== PROBLEM REQUIREMENTS ==
Scan the listing below and copy every line holding "kontrol".

BEGIN RECORDED DATA

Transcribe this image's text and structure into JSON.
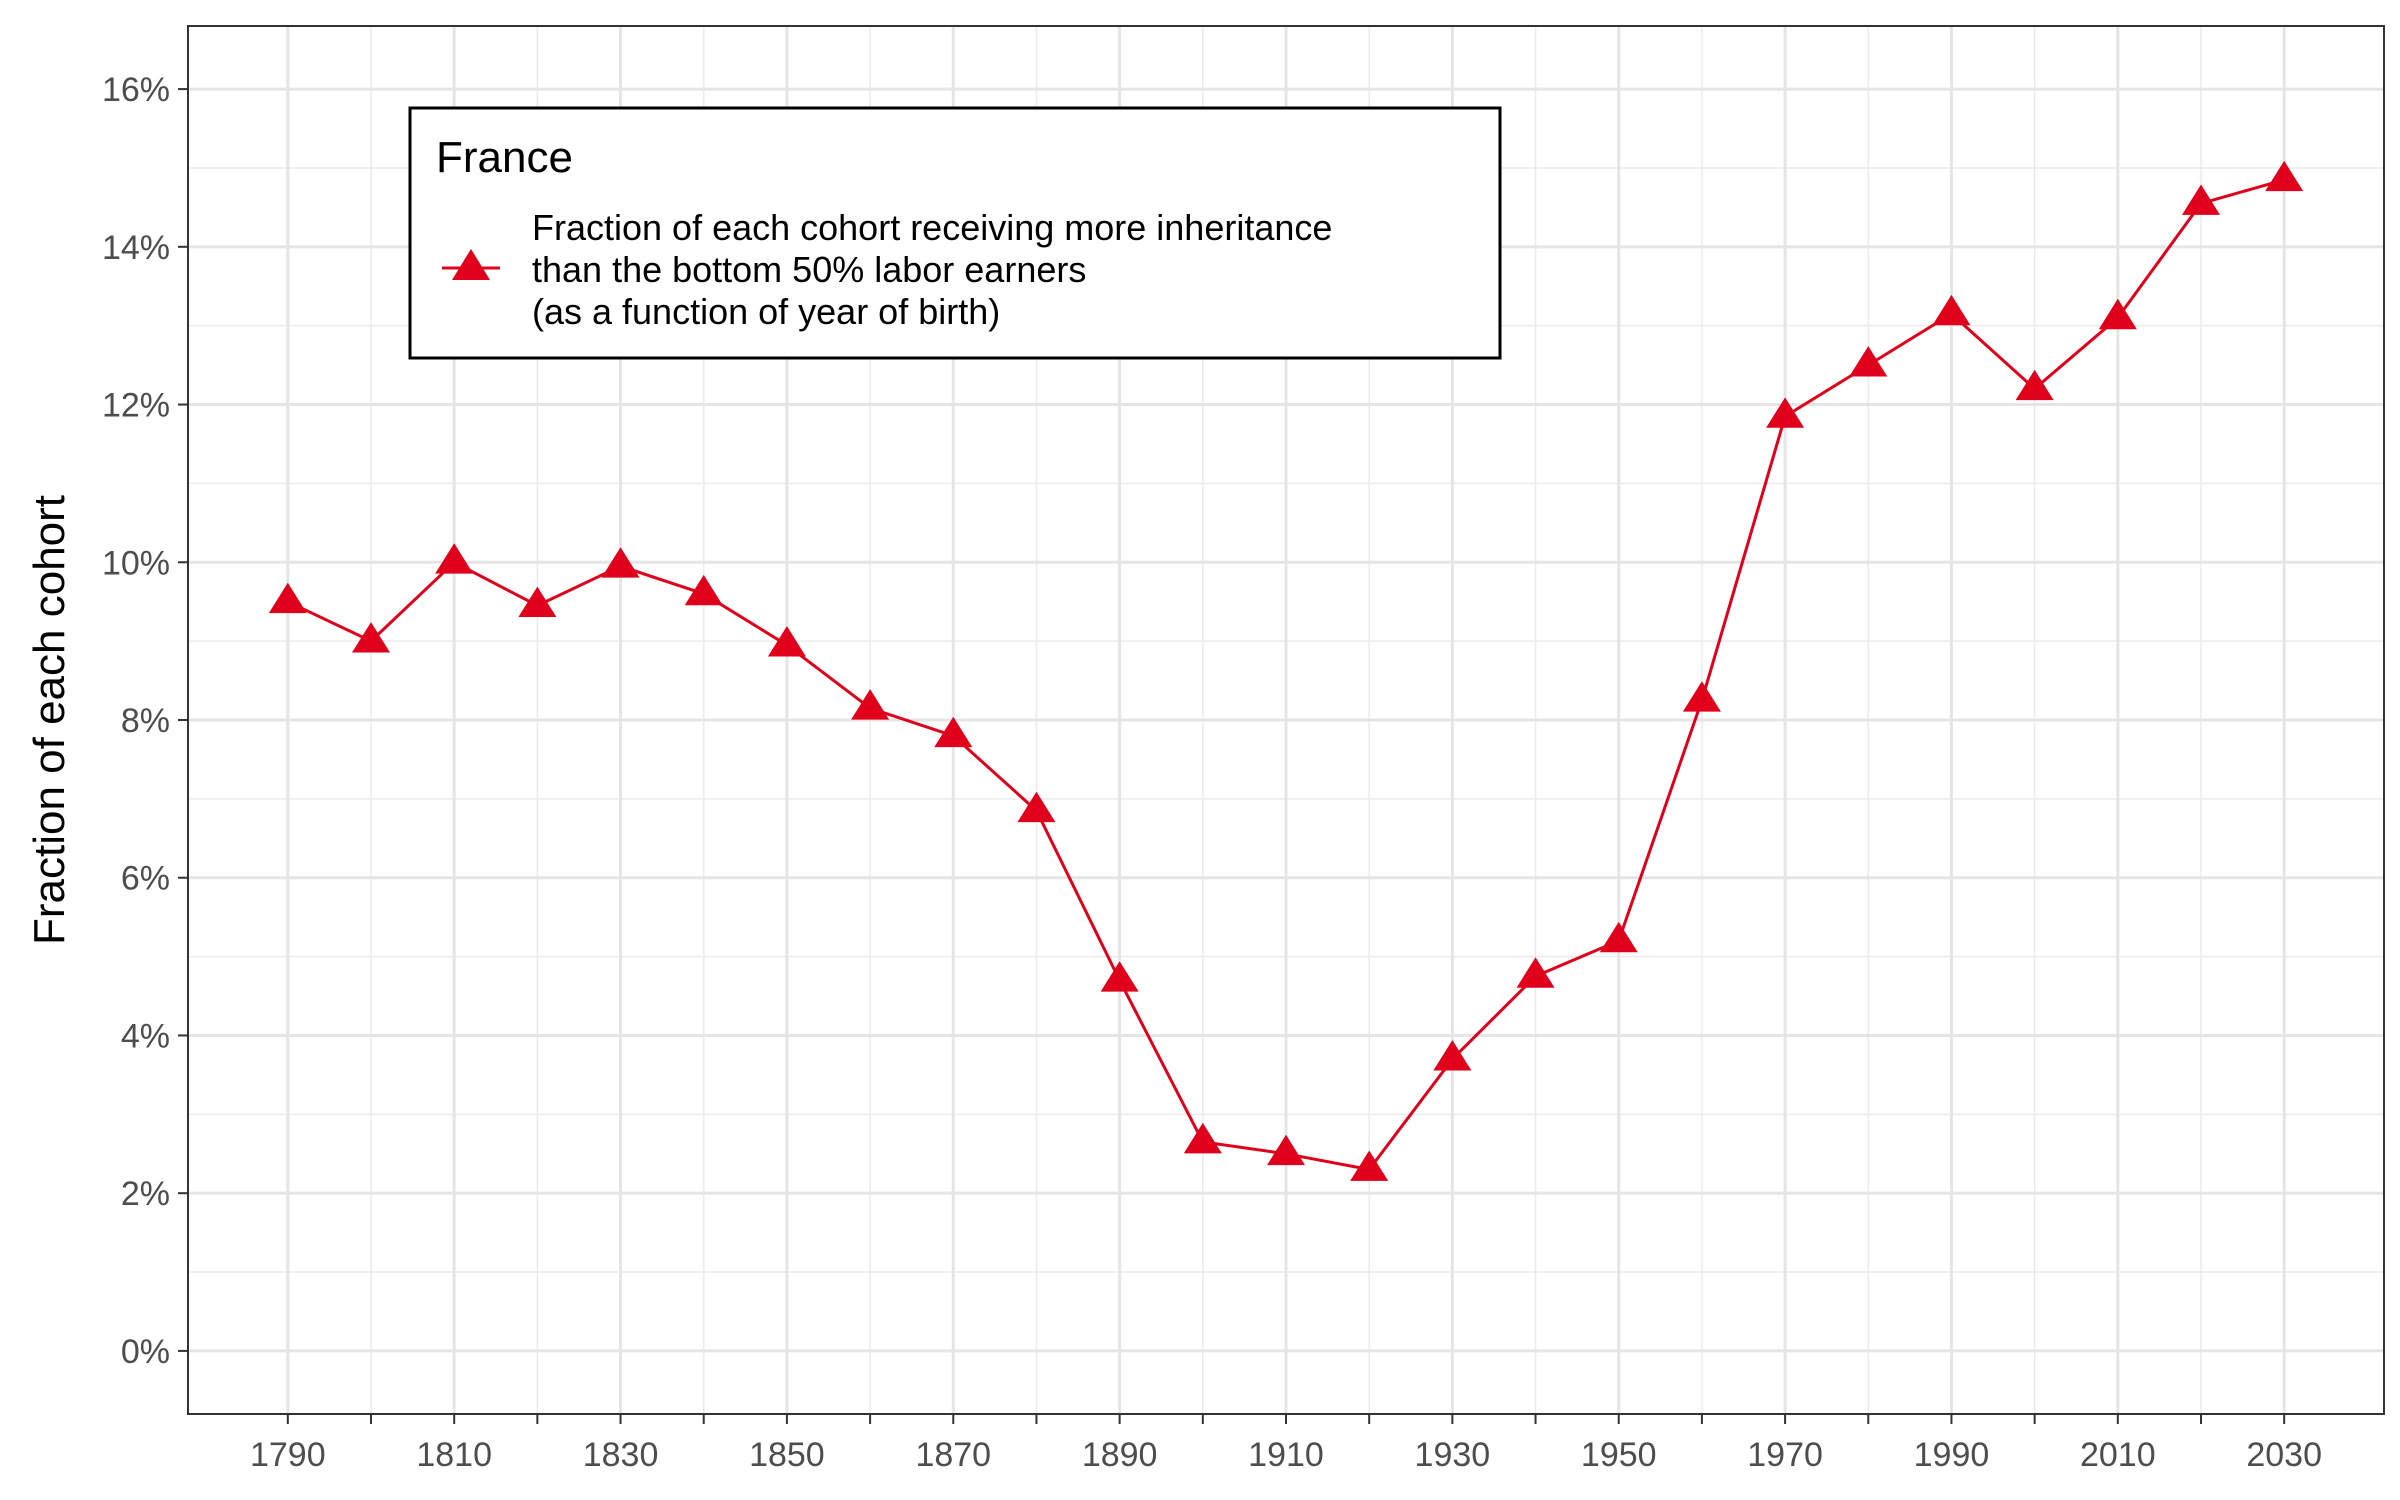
{
  "chart_data": {
    "type": "line",
    "title": "",
    "xlabel": "",
    "ylabel": "Fraction of each cohort",
    "x": [
      1790,
      1800,
      1810,
      1820,
      1830,
      1840,
      1850,
      1860,
      1870,
      1880,
      1890,
      1900,
      1910,
      1920,
      1930,
      1940,
      1950,
      1960,
      1970,
      1980,
      1990,
      2000,
      2010,
      2020,
      2030
    ],
    "series": [
      {
        "name_lines": [
          "Fraction of each cohort receiving more inheritance",
          "than the bottom 50% labor earners",
          "(as a function of year of birth)"
        ],
        "marker": "triangle-up",
        "color": "#e0001b",
        "values": [
          9.5,
          9.0,
          10.0,
          9.45,
          9.95,
          9.6,
          8.95,
          8.15,
          7.8,
          6.85,
          4.7,
          2.65,
          2.5,
          2.3,
          3.7,
          4.75,
          5.2,
          8.25,
          11.85,
          12.5,
          13.15,
          12.2,
          13.1,
          14.55,
          14.85
        ]
      }
    ],
    "xlim": [
      1778,
      2042
    ],
    "ylim": [
      -0.8,
      16.8
    ],
    "x_ticks": [
      1790,
      1810,
      1830,
      1850,
      1870,
      1890,
      1910,
      1930,
      1950,
      1970,
      1990,
      2010,
      2030
    ],
    "y_ticks": [
      0,
      2,
      4,
      6,
      8,
      10,
      12,
      14,
      16
    ],
    "y_tick_labels": [
      "0%",
      "2%",
      "4%",
      "6%",
      "8%",
      "10%",
      "12%",
      "14%",
      "16%"
    ],
    "grid": true,
    "legend": {
      "title": "France",
      "placement": "top-left"
    }
  }
}
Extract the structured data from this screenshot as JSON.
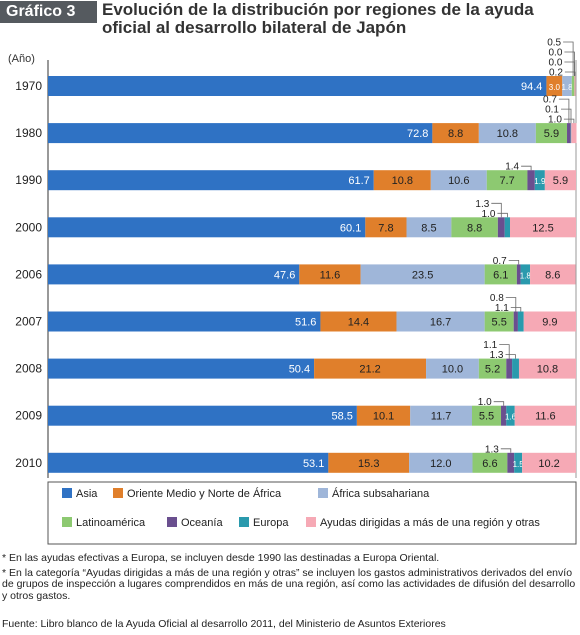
{
  "header": {
    "badge": "Gráfico 3",
    "title": "Evolución de la distribución por regiones de la ayuda oficial al desarrollo bilateral de Japón"
  },
  "chart_data": {
    "type": "bar",
    "orientation": "horizontal-stacked-percent",
    "categories": [
      "1970",
      "1980",
      "1990",
      "2000",
      "2006",
      "2007",
      "2008",
      "2009",
      "2010"
    ],
    "category_axis_label": "(Año)",
    "legend_position": "bottom",
    "series": [
      {
        "name": "Asia",
        "color": "#2f72c4",
        "values": [
          94.4,
          72.8,
          61.7,
          60.1,
          47.6,
          51.6,
          50.4,
          58.5,
          53.1
        ],
        "labels": [
          "94.4",
          "72.8",
          "61.7",
          "60.1",
          "47.6",
          "51.6",
          "50.4",
          "58.5",
          "53.1"
        ]
      },
      {
        "name": "Oriente Medio y Norte de África",
        "color": "#e07f2b",
        "values": [
          3.0,
          8.8,
          10.8,
          7.8,
          11.6,
          14.4,
          21.2,
          10.1,
          15.3
        ],
        "labels": [
          "3.0",
          "8.8",
          "10.8",
          "7.8",
          "11.6",
          "14.4",
          "21.2",
          "10.1",
          "15.3"
        ]
      },
      {
        "name": "África subsahariana",
        "color": "#9fb6d9",
        "values": [
          1.8,
          10.8,
          10.6,
          8.5,
          23.5,
          16.7,
          10.0,
          11.7,
          12.0
        ],
        "labels": [
          "1.8",
          "10.8",
          "10.6",
          "8.5",
          "23.5",
          "16.7",
          "10.0",
          "11.7",
          "12.0"
        ]
      },
      {
        "name": "Latinoamérica",
        "color": "#8dc971",
        "values": [
          0.5,
          5.9,
          7.7,
          8.8,
          6.1,
          5.5,
          5.2,
          5.5,
          6.6
        ],
        "labels": [
          "0.5",
          "5.9",
          "7.7",
          "8.8",
          "6.1",
          "5.5",
          "5.2",
          "5.5",
          "6.6"
        ]
      },
      {
        "name": "Oceanía",
        "color": "#6a4f8f",
        "values": [
          0.0,
          0.7,
          1.4,
          1.3,
          0.7,
          0.8,
          1.1,
          1.0,
          1.3
        ],
        "labels": [
          "0.0",
          "0.7",
          "1.4",
          "1.3",
          "0.7",
          "0.8",
          "1.1",
          "1.0",
          "1.3"
        ]
      },
      {
        "name": "Europa",
        "color": "#2a9aad",
        "values": [
          0.0,
          0.1,
          1.9,
          1.0,
          1.8,
          1.1,
          1.3,
          1.6,
          1.5
        ],
        "labels": [
          "0.0",
          "0.1",
          "1.9",
          "1.0",
          "1.8",
          "1.1",
          "1.3",
          "1.6",
          "1.5"
        ]
      },
      {
        "name": "Ayudas dirigidas a más de una región y otras",
        "color": "#f6a9b5",
        "values": [
          0.2,
          1.0,
          5.9,
          12.5,
          8.6,
          9.9,
          10.8,
          11.6,
          10.2
        ],
        "labels": [
          "0.2",
          "1.0",
          "5.9",
          "12.5",
          "8.6",
          "9.9",
          "10.8",
          "11.6",
          "10.2"
        ]
      }
    ]
  },
  "notes": [
    "* En las ayudas efectivas a Europa, se incluyen desde 1990 las destinadas a Europa Oriental.",
    "* En la categoría “Ayudas dirigidas a más de una región y otras” se incluyen los gastos administrativos derivados del envío de grupos de inspección a lugares comprendidos en más de una región, así como las actividades de difusión del desarrollo y otros gastos."
  ],
  "source": "Fuente: Libro blanco de la Ayuda Oficial al desarrollo 2011, del Ministerio de Asuntos Exteriores"
}
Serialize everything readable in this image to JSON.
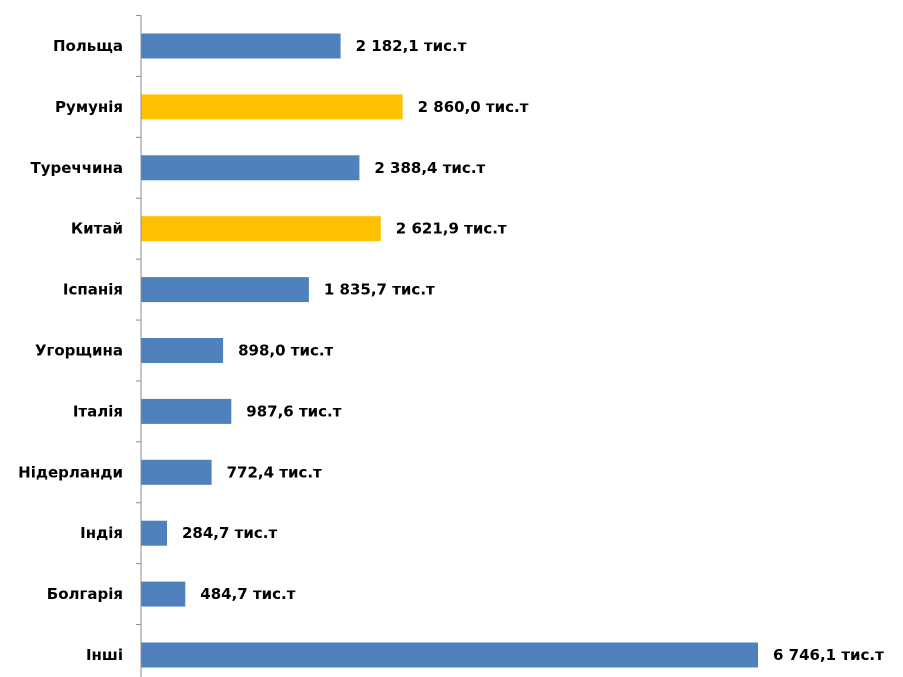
{
  "chart_data": {
    "type": "bar",
    "orientation": "horizontal",
    "categories": [
      "Польща",
      "Румунія",
      "Туреччина",
      "Китай",
      "Іспанія",
      "Угорщина",
      "Італія",
      "Нідерланди",
      "Індія",
      "Болгарія",
      "Інші"
    ],
    "values": [
      2182.1,
      2860.0,
      2388.4,
      2621.9,
      1835.7,
      898.0,
      987.6,
      772.4,
      284.7,
      484.7,
      6746.1
    ],
    "data_labels": [
      "2 182,1 тис.т",
      "2 860,0 тис.т",
      "2 388,4 тис.т",
      "2 621,9 тис.т",
      "1 835,7 тис.т",
      "898,0 тис.т",
      "987,6 тис.т",
      "772,4 тис.т",
      "284,7 тис.т",
      "484,7 тис.т",
      "6 746,1 тис.т"
    ],
    "highlighted": [
      false,
      true,
      false,
      true,
      false,
      false,
      false,
      false,
      false,
      false,
      false
    ],
    "colors": {
      "default": "#4F81BD",
      "highlight": "#FFC000",
      "axis": "#8C8C8C"
    },
    "title": "",
    "xlabel": "",
    "ylabel": "",
    "xlim": [
      0,
      6746.1
    ],
    "grid": false,
    "legend": "none"
  }
}
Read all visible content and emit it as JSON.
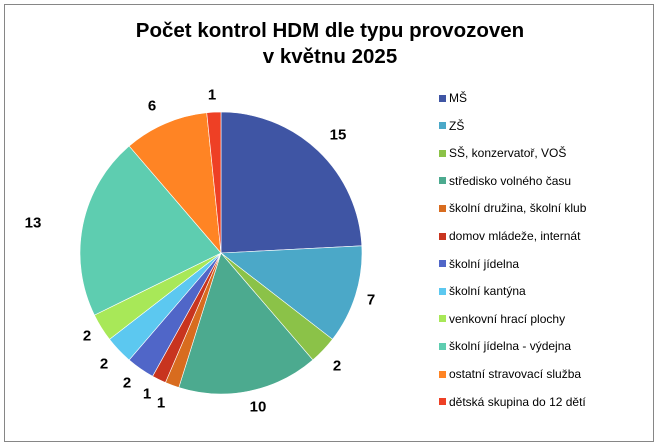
{
  "chart_data": {
    "type": "pie",
    "title": "Počet kontrol HDM dle typu provozoven v květnu 2025",
    "title_lines": [
      "Počet kontrol HDM dle typu provozoven",
      "v květnu 2025"
    ],
    "categories": [
      "MŠ",
      "ZŠ",
      "SŠ, konzervatoř, VOŠ",
      "středisko volného času",
      "školní družina, školní klub",
      "domov mládeže, internát",
      "školní jídelna",
      "školní kantýna",
      "venkovní hrací plochy",
      "školní jídelna - výdejna",
      "ostatní stravovací služba",
      "dětská skupina do 12 dětí"
    ],
    "values": [
      15,
      7,
      2,
      10,
      1,
      1,
      2,
      2,
      2,
      13,
      6,
      1
    ],
    "colors": [
      "#3F55A4",
      "#4BA8C8",
      "#8BC248",
      "#4CAA8F",
      "#D86C1F",
      "#C8341F",
      "#5066C8",
      "#5CC8F0",
      "#A8E858",
      "#5ECDB0",
      "#FF8424",
      "#EE4025"
    ],
    "data_labels": [
      "15",
      "7",
      "2",
      "10",
      "1",
      "1",
      "2",
      "2",
      "2",
      "13",
      "6",
      "1"
    ],
    "legend_position": "right",
    "start_angle_deg": 0,
    "direction": "clockwise"
  },
  "title": {
    "line1": "Počet kontrol HDM dle typu provozoven",
    "line2": "v květnu 2025"
  }
}
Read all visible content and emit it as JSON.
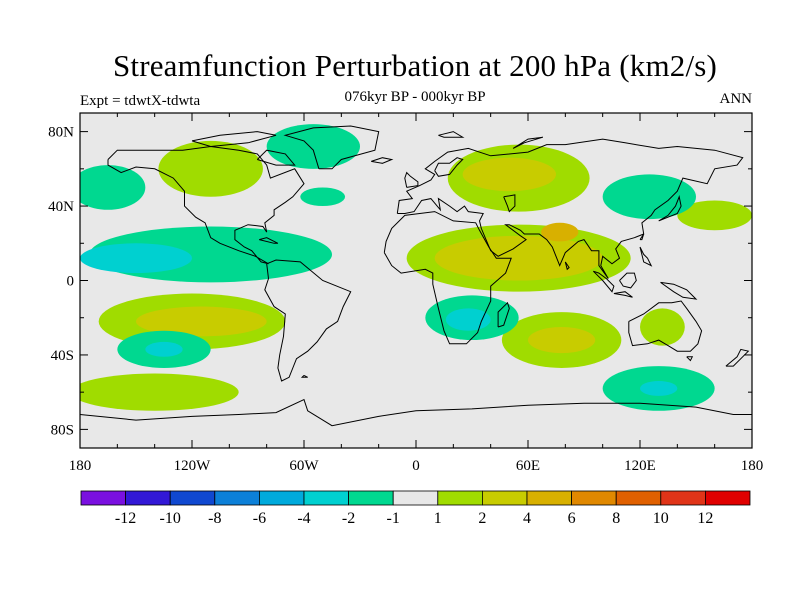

END RECORDED DATA

== TASK ANSWER ==
    "title": "Počet kontrol HDM dle typu provozoven v květnu 2025",
      "Počet kontrol HDM dle typu provozoven",
    "line1": "Počet kontrol HDM dle typu provozoven",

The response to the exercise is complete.